YOUR TASK: Identify all lines in the listing that include the word "микроспории", and copy them out.

- - -

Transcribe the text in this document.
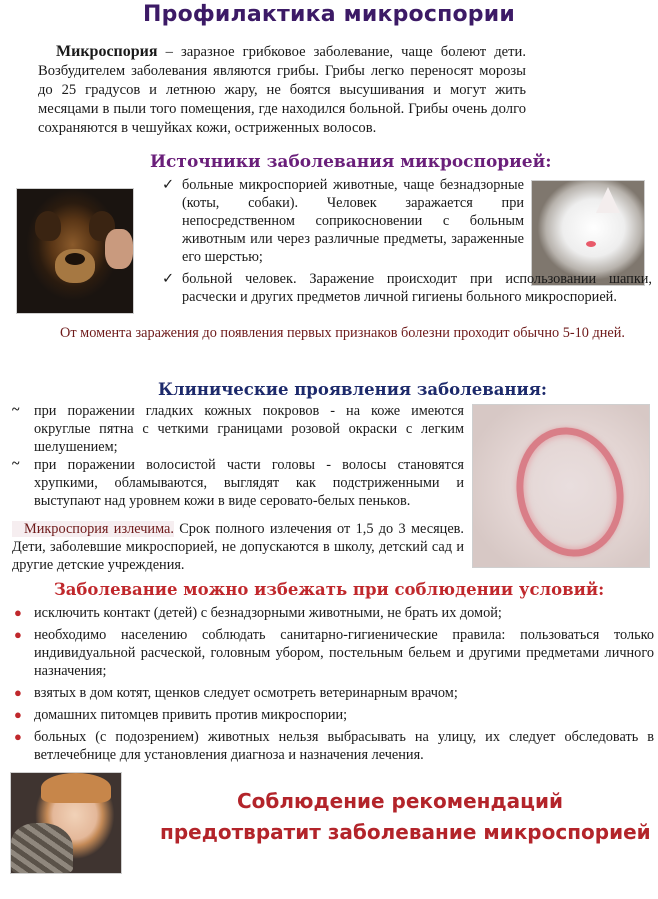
Профилактика микроспории
Микроспория – заразное грибковое заболевание, чаще болеют дети. Возбудителем заболевания являются грибы. Грибы легко переносят морозы до 25 градусов и летнюю жару, не боятся высушивания и могут жить месяцами в пыли того помещения, где находился больной. Грибы очень долго сохраняются в чешуйках кожи, остриженных волосов.
Источники заболевания микроспорией:
✓ больные микроспорией животные, чаще безнадзорные (коты, собаки). Человек заражается при непосредственном соприкосновении с больным животным или через различные предметы, зараженные его шерстью;
✓ больной человек. Заражение происходит при использовании шапки, расчески и других предметов личной гигиены больного микроспорией.
От момента заражения до появления первых признаков болезни проходит обычно 5-10 дней.
Клинические проявления заболевания:
~ при поражении гладких кожных покровов - на коже имеются округлые пятна с четкими границами розовой окраски с легким шелушением;
~ при поражении волосистой части головы - волосы становятся хрупкими, обламываются, выглядят как подстриженными и выступают над уровнем кожи в виде серовато-белых пеньков.
Микроспория излечима. Срок полного излечения от 1,5 до 3 месяцев. Дети, заболевшие микроспорией, не допускаются в школу, детский сад и другие детские учреждения.
Заболевание можно избежать при соблюдении условий:
● исключить контакт (детей) с безнадзорными животными, не брать их домой;
● необходимо населению соблюдать санитарно-гигиенические правила: пользоваться только индивидуальной расческой, головным убором, постельным бельем и другими предметами личного назначения;
● взятых в дом котят, щенков следует осмотреть ветеринарным врачом;
● домашних питомцев привить против микроспории;
● больных (с подозрением) животных нельзя выбрасывать на улицу, их следует обследовать в ветлечебнице для установления диагноза и назначения лечения.
Соблюдение рекомендаций
предотвратит заболевание микроспорией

- - -

SOLUTION:
Профилактика микроспории
● домашних питомцев привить против микроспории;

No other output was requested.